What is expected
Below is a set of records; restate each one word for word.

Rows
◇ ◇ ◇ ◇ ◇

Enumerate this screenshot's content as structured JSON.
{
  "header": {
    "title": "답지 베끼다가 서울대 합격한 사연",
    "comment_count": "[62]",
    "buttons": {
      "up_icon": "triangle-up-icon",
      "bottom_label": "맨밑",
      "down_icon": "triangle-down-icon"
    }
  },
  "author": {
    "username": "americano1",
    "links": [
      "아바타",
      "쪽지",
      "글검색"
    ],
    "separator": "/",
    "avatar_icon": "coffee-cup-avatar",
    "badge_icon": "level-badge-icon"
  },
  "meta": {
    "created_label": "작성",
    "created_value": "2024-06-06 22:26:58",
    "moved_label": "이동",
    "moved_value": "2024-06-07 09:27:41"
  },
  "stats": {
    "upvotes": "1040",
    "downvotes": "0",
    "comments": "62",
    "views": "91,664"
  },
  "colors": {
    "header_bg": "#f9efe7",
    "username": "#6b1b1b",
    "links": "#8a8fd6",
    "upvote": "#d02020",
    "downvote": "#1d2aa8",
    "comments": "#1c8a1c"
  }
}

◇ ◇ ◇ ◇ ◇

Worked solution
Enumerate this screenshot's content as structured JSON.
{
  "header": {
    "title": "답지 베끼다가 서울대 합격한 사연",
    "comment_count": "[62]",
    "buttons": {
      "up_icon": "triangle-up-icon",
      "bottom_label": "맨밑",
      "down_icon": "triangle-down-icon"
    }
  },
  "author": {
    "username": "americano1",
    "links": [
      "아바타",
      "쪽지",
      "글검색"
    ],
    "separator": "/",
    "avatar_icon": "coffee-cup-avatar",
    "badge_icon": "level-badge-icon"
  },
  "meta": {
    "created_label": "작성",
    "created_value": "2024-06-06 22:26:58",
    "moved_label": "이동",
    "moved_value": "2024-06-07 09:27:41"
  },
  "stats": {
    "upvotes": "1040",
    "downvotes": "0",
    "comments": "62",
    "views": "91,664"
  },
  "colors": {
    "header_bg": "#f9efe7",
    "username": "#6b1b1b",
    "links": "#8a8fd6",
    "upvote": "#d02020",
    "downvote": "#1d2aa8",
    "comments": "#1c8a1c"
  }
}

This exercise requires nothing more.